## Aim of the exercise
Identify every line containing the word "settings" and reproduce each one.

## Data

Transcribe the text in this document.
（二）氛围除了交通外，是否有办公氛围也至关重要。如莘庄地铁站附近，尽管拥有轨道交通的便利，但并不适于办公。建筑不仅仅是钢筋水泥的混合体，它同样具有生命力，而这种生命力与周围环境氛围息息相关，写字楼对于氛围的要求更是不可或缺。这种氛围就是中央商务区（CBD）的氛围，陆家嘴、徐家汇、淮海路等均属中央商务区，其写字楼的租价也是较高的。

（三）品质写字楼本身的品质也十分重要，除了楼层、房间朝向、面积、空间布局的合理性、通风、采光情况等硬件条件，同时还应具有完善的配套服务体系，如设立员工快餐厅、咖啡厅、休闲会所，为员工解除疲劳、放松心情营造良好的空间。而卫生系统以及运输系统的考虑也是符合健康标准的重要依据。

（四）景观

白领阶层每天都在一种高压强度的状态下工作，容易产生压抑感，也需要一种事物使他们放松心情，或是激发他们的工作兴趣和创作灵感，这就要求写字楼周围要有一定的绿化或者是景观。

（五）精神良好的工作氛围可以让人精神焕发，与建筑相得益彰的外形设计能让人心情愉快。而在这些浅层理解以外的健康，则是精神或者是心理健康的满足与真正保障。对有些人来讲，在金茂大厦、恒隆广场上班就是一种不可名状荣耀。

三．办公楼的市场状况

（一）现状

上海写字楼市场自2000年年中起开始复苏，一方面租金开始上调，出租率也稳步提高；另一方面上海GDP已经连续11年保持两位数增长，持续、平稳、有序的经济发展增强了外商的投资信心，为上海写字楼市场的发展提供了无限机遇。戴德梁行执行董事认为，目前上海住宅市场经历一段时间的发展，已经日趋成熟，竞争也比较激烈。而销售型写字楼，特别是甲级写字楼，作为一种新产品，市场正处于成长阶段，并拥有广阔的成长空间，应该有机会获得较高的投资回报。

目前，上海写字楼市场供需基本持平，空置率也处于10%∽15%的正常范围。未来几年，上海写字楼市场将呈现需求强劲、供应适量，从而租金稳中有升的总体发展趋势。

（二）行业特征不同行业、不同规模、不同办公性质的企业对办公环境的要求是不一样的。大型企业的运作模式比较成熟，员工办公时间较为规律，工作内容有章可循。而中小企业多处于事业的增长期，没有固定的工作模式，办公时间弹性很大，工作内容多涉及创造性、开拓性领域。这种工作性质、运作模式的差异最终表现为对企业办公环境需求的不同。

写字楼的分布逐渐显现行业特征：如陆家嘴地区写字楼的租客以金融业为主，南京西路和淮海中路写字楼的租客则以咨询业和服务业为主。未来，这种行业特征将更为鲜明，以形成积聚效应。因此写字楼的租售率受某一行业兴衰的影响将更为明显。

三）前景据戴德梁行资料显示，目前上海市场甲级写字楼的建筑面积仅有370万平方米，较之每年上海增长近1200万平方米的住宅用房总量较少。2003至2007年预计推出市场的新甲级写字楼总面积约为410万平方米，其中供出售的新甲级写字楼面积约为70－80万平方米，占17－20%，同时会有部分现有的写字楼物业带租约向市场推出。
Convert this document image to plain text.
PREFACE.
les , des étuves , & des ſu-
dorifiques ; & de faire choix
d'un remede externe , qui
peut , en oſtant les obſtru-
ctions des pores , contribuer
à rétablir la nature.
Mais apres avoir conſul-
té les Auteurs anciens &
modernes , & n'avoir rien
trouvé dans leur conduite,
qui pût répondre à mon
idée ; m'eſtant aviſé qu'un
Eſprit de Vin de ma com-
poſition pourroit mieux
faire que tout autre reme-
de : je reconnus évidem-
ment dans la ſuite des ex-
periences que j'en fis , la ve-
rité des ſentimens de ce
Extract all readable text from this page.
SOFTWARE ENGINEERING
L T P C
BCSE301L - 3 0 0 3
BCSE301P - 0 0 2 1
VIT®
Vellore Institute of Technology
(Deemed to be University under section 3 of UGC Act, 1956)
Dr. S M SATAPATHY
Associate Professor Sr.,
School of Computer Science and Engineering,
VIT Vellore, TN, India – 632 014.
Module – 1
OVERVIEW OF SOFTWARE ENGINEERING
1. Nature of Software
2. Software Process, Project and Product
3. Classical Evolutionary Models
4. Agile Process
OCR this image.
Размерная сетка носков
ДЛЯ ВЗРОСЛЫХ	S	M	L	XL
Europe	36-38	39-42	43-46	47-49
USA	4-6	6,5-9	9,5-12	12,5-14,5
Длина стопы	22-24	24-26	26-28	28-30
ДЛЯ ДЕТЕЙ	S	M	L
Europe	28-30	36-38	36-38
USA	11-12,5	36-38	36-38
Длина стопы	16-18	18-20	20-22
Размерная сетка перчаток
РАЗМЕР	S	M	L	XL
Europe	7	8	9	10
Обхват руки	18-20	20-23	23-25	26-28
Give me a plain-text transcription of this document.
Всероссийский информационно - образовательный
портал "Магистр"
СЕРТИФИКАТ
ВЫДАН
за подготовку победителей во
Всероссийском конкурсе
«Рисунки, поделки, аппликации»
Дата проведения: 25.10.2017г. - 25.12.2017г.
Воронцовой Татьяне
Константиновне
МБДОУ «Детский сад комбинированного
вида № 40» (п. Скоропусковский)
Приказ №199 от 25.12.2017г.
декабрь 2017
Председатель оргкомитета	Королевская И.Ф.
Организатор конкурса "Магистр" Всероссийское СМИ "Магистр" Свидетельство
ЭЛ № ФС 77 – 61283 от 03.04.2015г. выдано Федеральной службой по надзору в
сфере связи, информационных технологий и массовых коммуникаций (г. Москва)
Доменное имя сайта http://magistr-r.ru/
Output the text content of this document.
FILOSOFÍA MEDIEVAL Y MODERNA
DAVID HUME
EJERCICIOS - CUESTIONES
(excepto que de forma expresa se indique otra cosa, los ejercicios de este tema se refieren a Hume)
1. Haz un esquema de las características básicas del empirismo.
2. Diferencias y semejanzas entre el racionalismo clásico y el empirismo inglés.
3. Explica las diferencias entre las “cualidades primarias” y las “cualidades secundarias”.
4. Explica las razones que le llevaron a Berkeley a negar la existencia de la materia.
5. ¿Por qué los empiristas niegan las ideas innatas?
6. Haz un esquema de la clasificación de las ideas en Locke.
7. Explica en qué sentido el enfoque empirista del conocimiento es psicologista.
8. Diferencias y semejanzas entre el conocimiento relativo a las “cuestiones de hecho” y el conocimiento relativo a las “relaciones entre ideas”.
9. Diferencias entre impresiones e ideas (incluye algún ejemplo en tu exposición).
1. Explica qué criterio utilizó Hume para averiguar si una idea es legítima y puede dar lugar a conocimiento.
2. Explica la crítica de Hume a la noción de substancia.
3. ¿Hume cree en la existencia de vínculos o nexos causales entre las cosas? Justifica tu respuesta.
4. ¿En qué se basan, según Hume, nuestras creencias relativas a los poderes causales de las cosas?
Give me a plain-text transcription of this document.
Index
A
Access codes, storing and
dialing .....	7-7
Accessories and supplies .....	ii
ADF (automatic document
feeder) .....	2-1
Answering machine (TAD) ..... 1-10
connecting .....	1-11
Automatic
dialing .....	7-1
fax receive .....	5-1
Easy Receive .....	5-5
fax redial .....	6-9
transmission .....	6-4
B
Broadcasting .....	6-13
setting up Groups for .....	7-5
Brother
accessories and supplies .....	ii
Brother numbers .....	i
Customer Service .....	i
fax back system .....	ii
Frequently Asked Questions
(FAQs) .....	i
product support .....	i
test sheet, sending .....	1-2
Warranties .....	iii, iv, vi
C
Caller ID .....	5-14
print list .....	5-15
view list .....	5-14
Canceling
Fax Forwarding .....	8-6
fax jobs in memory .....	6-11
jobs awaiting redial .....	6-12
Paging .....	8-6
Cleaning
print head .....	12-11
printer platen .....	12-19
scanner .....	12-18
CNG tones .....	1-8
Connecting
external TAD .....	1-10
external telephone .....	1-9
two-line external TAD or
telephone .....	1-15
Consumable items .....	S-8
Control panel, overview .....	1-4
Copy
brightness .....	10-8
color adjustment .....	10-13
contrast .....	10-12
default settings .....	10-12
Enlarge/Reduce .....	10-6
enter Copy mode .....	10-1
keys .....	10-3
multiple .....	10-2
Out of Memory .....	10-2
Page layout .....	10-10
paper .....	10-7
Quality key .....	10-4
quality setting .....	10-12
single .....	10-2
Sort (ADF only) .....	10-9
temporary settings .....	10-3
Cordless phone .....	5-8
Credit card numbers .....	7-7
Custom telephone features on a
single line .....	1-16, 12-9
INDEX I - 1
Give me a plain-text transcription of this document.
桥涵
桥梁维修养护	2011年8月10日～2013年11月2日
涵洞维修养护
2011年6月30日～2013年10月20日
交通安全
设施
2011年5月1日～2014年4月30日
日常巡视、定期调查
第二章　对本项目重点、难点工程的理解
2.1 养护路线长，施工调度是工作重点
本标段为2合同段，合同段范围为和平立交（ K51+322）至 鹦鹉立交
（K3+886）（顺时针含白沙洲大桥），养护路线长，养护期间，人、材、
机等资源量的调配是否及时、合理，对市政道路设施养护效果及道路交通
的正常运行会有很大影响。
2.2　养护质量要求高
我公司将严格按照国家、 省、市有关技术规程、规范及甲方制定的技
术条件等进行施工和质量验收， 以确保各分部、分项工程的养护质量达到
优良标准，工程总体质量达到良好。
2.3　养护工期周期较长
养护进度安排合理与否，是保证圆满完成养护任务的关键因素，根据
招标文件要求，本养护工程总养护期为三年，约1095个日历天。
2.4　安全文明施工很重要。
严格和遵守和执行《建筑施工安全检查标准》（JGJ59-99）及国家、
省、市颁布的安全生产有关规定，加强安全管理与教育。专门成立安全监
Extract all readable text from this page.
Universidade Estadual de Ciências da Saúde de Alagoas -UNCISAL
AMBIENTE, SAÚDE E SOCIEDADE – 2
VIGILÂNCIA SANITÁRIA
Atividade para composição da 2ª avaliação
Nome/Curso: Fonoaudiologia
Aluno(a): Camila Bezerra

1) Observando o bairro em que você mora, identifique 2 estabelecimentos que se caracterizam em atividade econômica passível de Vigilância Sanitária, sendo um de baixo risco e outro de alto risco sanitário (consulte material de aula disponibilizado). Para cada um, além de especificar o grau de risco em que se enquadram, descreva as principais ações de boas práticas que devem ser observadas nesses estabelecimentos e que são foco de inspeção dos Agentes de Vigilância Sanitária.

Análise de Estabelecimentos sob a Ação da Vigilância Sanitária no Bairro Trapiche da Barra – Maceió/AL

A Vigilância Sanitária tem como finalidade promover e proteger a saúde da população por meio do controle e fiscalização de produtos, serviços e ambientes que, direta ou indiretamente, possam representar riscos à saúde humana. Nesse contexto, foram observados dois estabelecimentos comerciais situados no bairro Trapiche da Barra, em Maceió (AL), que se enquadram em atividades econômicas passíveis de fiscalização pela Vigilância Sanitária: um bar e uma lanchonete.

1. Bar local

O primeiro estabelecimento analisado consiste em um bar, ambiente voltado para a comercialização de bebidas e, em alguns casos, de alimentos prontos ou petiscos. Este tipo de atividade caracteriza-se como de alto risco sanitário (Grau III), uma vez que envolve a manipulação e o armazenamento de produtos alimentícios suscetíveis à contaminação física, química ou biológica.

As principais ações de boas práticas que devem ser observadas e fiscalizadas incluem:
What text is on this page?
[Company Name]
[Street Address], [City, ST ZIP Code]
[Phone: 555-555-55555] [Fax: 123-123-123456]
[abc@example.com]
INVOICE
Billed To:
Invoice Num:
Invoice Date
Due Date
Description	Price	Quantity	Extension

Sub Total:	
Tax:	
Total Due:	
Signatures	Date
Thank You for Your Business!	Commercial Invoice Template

## Full answer
default settings .....	10-12
temporary settings .....	10-3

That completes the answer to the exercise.